## Written problem
Copy out all the entries exactly.

Begin Material

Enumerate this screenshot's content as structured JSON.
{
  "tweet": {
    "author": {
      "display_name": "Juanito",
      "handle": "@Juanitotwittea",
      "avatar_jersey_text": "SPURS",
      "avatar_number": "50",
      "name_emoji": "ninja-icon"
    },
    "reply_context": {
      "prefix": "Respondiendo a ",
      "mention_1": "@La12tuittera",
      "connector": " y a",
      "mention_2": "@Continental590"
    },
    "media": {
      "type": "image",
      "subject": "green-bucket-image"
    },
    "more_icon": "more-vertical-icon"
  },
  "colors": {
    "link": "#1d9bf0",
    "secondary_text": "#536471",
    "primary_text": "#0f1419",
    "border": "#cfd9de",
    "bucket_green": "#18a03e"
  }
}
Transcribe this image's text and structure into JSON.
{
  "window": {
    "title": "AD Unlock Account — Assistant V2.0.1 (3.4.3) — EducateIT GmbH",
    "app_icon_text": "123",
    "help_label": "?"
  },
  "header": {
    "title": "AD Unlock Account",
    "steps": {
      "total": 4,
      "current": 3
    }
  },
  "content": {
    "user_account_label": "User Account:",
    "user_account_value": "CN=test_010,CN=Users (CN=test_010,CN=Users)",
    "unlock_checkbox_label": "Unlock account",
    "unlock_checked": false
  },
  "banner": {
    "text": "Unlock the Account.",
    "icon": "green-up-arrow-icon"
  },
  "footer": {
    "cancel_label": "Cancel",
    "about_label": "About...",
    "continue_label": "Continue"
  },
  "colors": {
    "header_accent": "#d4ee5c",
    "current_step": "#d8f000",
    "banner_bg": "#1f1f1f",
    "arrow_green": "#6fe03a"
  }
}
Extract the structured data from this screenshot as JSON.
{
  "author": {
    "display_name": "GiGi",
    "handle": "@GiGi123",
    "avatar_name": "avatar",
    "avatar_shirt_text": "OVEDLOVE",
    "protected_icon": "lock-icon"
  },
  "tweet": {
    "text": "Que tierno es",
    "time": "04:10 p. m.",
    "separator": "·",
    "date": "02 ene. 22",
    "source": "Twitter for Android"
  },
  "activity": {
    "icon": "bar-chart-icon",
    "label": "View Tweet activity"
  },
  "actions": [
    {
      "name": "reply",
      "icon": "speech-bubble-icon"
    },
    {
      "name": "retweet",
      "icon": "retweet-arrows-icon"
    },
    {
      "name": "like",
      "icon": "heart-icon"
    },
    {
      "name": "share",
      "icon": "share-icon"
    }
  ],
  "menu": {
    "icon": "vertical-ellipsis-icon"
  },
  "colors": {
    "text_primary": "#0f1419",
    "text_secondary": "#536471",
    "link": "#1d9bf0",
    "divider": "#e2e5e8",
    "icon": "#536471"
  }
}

End Material

## Task answer
Enumerate this screenshot's content as structured JSON.
{
  "tweet": {
    "author": {
      "display_name": "Juanito",
      "handle": "@Juanitotwittea",
      "avatar_jersey_text": "SPURS",
      "avatar_number": "50",
      "name_emoji": "ninja-icon"
    },
    "reply_context": {
      "prefix": "Respondiendo a ",
      "mention_1": "@La12tuittera",
      "connector": " y a",
      "mention_2": "@Continental590"
    },
    "media": {
      "type": "image",
      "subject": "green-bucket-image"
    },
    "more_icon": "more-vertical-icon"
  },
  "colors": {
    "link": "#1d9bf0",
    "secondary_text": "#536471",
    "primary_text": "#0f1419",
    "border": "#cfd9de",
    "bucket_green": "#18a03e"
  }
}
Transcribe this image's text and structure into JSON.
{
  "window": {
    "title": "AD Unlock Account — Assistant V2.0.1 (3.4.3) — EducateIT GmbH",
    "app_icon_text": "123",
    "help_label": "?"
  },
  "header": {
    "title": "AD Unlock Account",
    "steps": {
      "total": 4,
      "current": 3
    }
  },
  "content": {
    "user_account_label": "User Account:",
    "user_account_value": "CN=test_010,CN=Users (CN=test_010,CN=Users)",
    "unlock_checkbox_label": "Unlock account",
    "unlock_checked": false
  },
  "banner": {
    "text": "Unlock the Account.",
    "icon": "green-up-arrow-icon"
  },
  "footer": {
    "cancel_label": "Cancel",
    "about_label": "About...",
    "continue_label": "Continue"
  },
  "colors": {
    "header_accent": "#d4ee5c",
    "current_step": "#d8f000",
    "banner_bg": "#1f1f1f",
    "arrow_green": "#6fe03a"
  }
}
Extract the structured data from this screenshot as JSON.
{
  "author": {
    "display_name": "GiGi",
    "handle": "@GiGi123",
    "avatar_name": "avatar",
    "avatar_shirt_text": "OVEDLOVE",
    "protected_icon": "lock-icon"
  },
  "tweet": {
    "text": "Que tierno es",
    "time": "04:10 p. m.",
    "separator": "·",
    "date": "02 ene. 22",
    "source": "Twitter for Android"
  },
  "activity": {
    "icon": "bar-chart-icon",
    "label": "View Tweet activity"
  },
  "actions": [
    {
      "name": "reply",
      "icon": "speech-bubble-icon"
    },
    {
      "name": "retweet",
      "icon": "retweet-arrows-icon"
    },
    {
      "name": "like",
      "icon": "heart-icon"
    },
    {
      "name": "share",
      "icon": "share-icon"
    }
  ],
  "menu": {
    "icon": "vertical-ellipsis-icon"
  },
  "colors": {
    "text_primary": "#0f1419",
    "text_secondary": "#536471",
    "link": "#1d9bf0",
    "divider": "#e2e5e8",
    "icon": "#536471"
  }
}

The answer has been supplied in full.